WHAT IS REQUIRED ▸ Copy out the data below as written; omit any images.

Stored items
-- Start --

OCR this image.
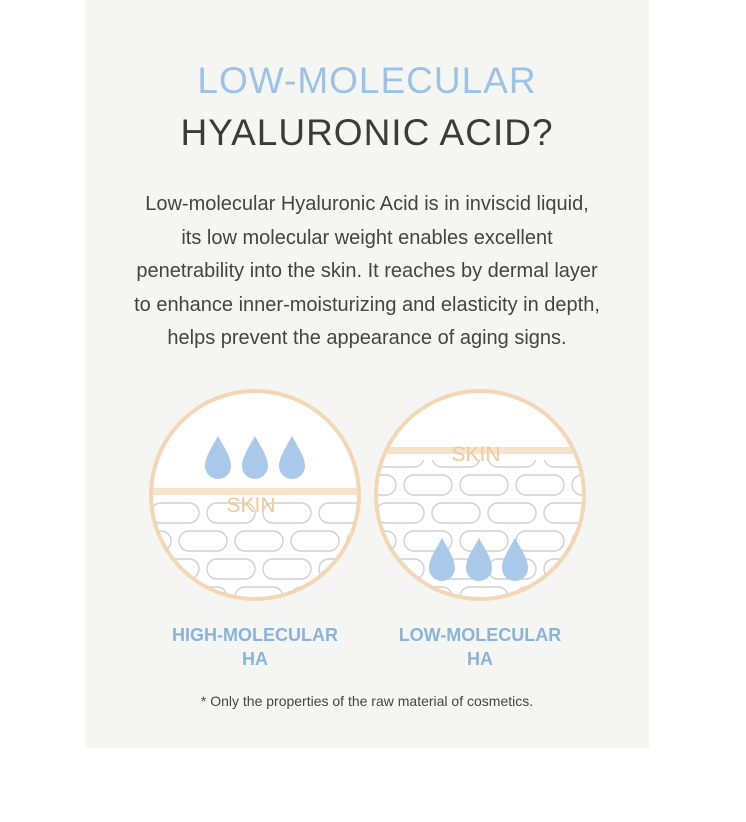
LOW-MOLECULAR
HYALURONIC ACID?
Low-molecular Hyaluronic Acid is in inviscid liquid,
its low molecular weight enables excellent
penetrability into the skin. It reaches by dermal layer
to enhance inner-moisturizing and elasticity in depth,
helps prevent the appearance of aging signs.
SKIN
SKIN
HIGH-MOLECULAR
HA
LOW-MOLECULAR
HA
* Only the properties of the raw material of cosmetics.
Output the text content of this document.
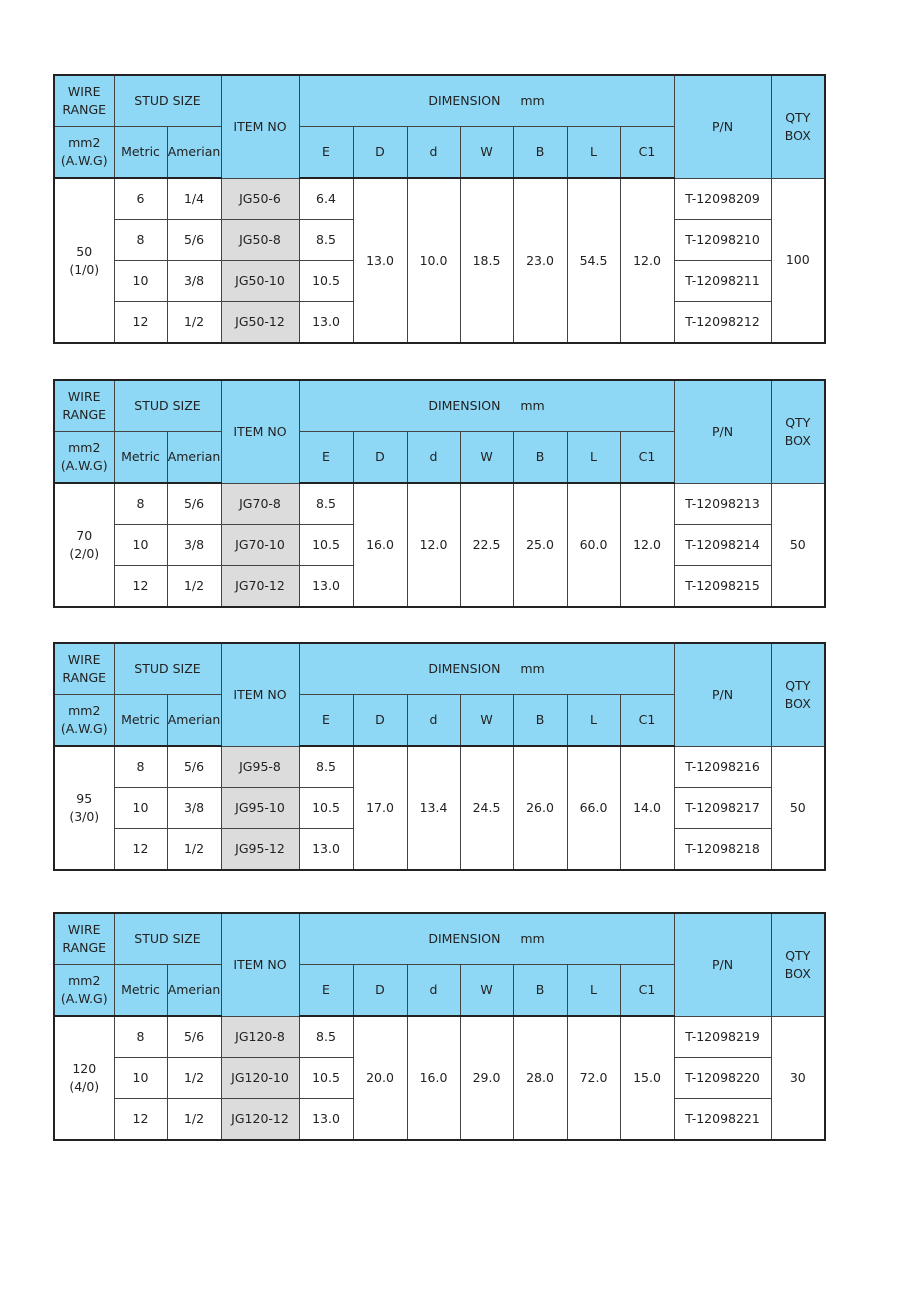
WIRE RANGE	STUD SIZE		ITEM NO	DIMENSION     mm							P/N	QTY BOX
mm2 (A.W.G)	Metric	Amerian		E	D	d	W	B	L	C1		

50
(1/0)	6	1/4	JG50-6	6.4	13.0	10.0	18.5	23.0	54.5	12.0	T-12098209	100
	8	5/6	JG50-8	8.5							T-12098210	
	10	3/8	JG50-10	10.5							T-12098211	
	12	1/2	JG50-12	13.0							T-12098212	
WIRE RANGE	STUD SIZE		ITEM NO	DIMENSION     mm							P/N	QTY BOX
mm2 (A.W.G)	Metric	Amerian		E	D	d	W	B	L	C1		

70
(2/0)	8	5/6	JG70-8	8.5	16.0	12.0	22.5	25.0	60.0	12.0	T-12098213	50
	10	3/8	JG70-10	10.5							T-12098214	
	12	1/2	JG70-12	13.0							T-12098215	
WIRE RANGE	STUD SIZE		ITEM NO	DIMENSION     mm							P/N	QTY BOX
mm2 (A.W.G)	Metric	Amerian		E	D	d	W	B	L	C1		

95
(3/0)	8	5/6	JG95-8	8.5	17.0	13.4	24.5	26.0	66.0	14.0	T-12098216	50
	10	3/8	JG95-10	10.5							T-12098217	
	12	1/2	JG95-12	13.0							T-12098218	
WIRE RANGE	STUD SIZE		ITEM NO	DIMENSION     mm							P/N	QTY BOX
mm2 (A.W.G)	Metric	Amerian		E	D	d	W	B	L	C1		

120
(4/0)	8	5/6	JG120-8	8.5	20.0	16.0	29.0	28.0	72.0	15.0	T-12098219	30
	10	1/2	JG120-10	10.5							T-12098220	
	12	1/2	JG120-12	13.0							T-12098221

-- End --

ANSWER TO THIS PROBLEM ▸
OCR this image.
LOW-MOLECULAR
HYALURONIC ACID?
Low-molecular Hyaluronic Acid is in inviscid liquid,
its low molecular weight enables excellent
penetrability into the skin. It reaches by dermal layer
to enhance inner-moisturizing and elasticity in depth,
helps prevent the appearance of aging signs.
SKIN
SKIN
HIGH-MOLECULAR
HA
LOW-MOLECULAR
HA
* Only the properties of the raw material of cosmetics.
Output the text content of this document.
WIRE RANGE	STUD SIZE		ITEM NO	DIMENSION     mm							P/N	QTY BOX
mm2 (A.W.G)	Metric	Amerian		E	D	d	W	B	L	C1		

50
(1/0)	6	1/4	JG50-6	6.4	13.0	10.0	18.5	23.0	54.5	12.0	T-12098209	100
	8	5/6	JG50-8	8.5							T-12098210	
	10	3/8	JG50-10	10.5							T-12098211	
	12	1/2	JG50-12	13.0							T-12098212	
WIRE RANGE	STUD SIZE		ITEM NO	DIMENSION     mm							P/N	QTY BOX
mm2 (A.W.G)	Metric	Amerian		E	D	d	W	B	L	C1		

70
(2/0)	8	5/6	JG70-8	8.5	16.0	12.0	22.5	25.0	60.0	12.0	T-12098213	50
	10	3/8	JG70-10	10.5							T-12098214	
	12	1/2	JG70-12	13.0							T-12098215	
WIRE RANGE	STUD SIZE		ITEM NO	DIMENSION     mm							P/N	QTY BOX
mm2 (A.W.G)	Metric	Amerian		E	D	d	W	B	L	C1		

95
(3/0)	8	5/6	JG95-8	8.5	17.0	13.4	24.5	26.0	66.0	14.0	T-12098216	50
	10	3/8	JG95-10	10.5							T-12098217	
	12	1/2	JG95-12	13.0							T-12098218	
WIRE RANGE	STUD SIZE		ITEM NO	DIMENSION     mm							P/N	QTY BOX
mm2 (A.W.G)	Metric	Amerian		E	D	d	W	B	L	C1		

120
(4/0)	8	5/6	JG120-8	8.5	20.0	16.0	29.0	28.0	72.0	15.0	T-12098219	30
	10	1/2	JG120-10	10.5							T-12098220	
	12	1/2	JG120-12	13.0							T-12098221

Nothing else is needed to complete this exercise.